EXERCISE MATERIALS:
· · ·
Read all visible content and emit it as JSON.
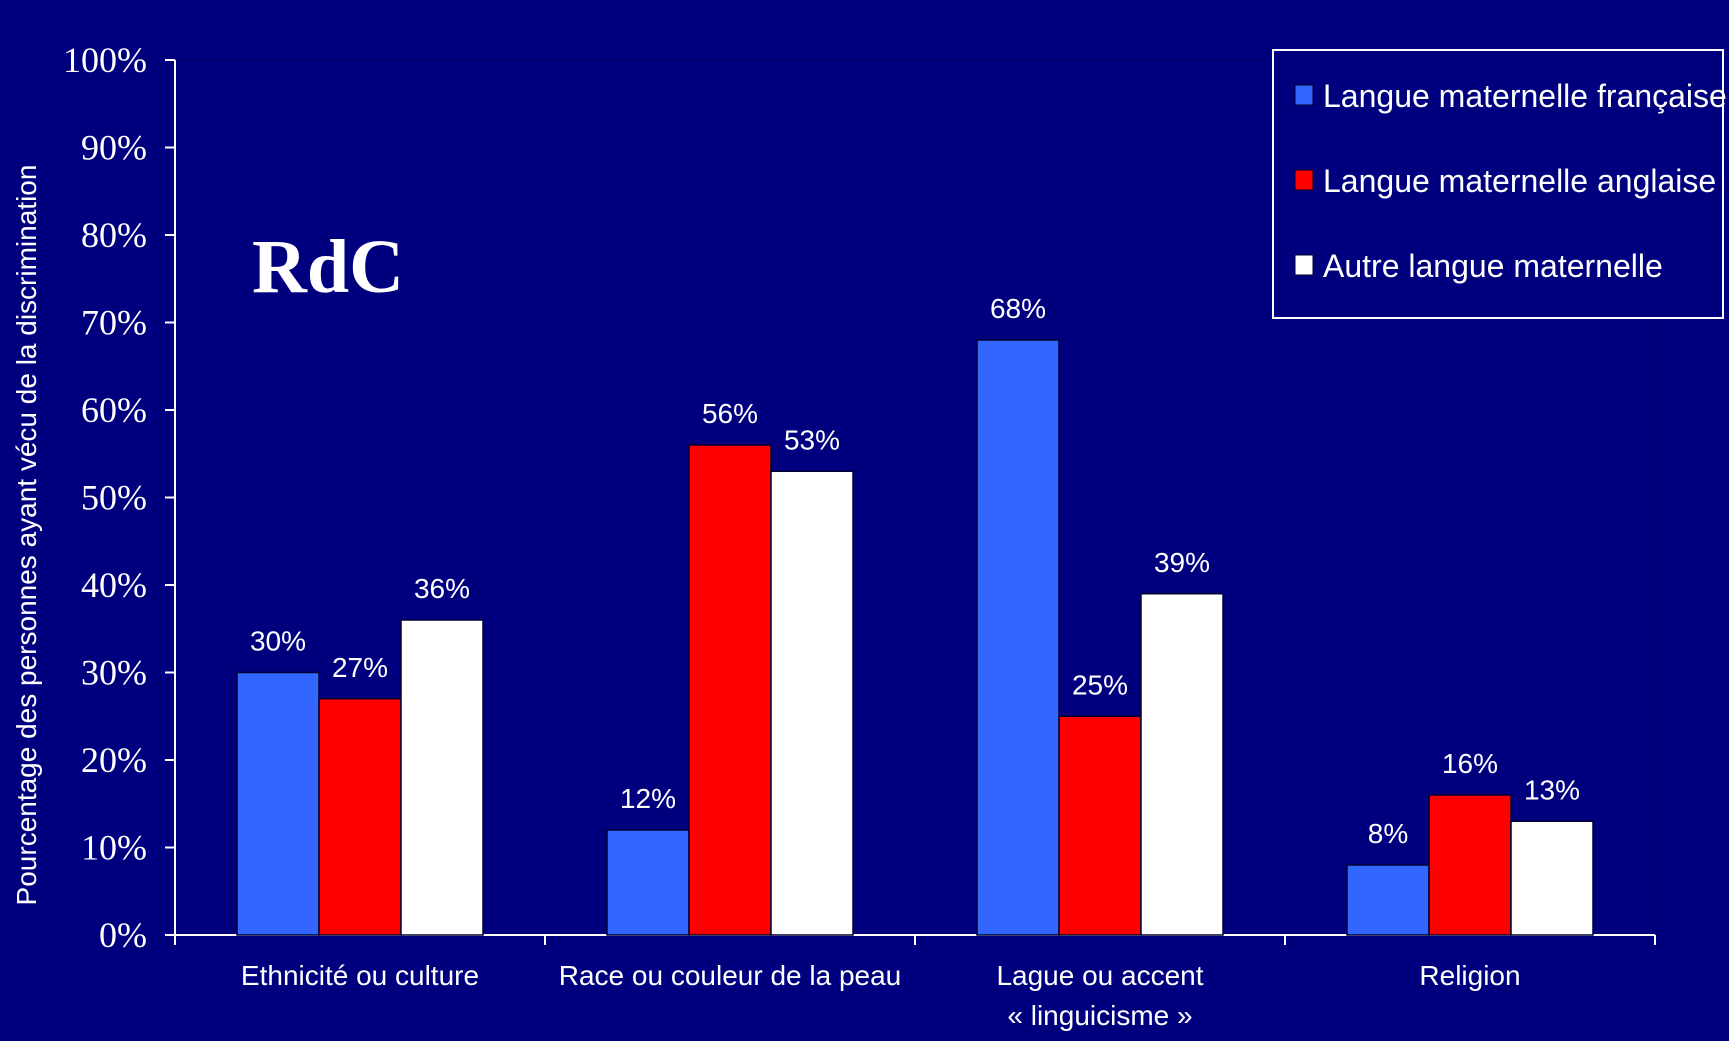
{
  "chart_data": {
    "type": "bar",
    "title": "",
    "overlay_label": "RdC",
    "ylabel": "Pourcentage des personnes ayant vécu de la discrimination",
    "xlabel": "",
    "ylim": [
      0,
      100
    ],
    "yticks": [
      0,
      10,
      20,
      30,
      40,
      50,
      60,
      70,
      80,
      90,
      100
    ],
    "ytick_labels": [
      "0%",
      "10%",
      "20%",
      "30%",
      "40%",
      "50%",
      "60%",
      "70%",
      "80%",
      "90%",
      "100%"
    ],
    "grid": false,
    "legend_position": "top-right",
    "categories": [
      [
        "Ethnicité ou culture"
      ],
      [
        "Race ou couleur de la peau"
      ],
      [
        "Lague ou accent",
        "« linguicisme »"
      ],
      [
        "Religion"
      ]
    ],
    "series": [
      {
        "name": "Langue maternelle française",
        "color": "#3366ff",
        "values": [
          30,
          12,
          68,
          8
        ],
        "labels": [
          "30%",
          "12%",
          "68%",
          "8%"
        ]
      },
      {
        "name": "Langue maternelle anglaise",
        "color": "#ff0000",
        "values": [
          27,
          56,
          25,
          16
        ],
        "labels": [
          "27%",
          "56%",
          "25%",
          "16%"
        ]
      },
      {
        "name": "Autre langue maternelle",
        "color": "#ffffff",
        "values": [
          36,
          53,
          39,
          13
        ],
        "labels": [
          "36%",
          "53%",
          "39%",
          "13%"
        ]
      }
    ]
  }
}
· · ·
GIVEN REQUEST: Check each line above for the string "name" and show the ones that have it.

SOLVED EXERCISE:
        "name": "Langue maternelle française",
        "name": "Langue maternelle anglaise",
        "name": "Autre langue maternelle",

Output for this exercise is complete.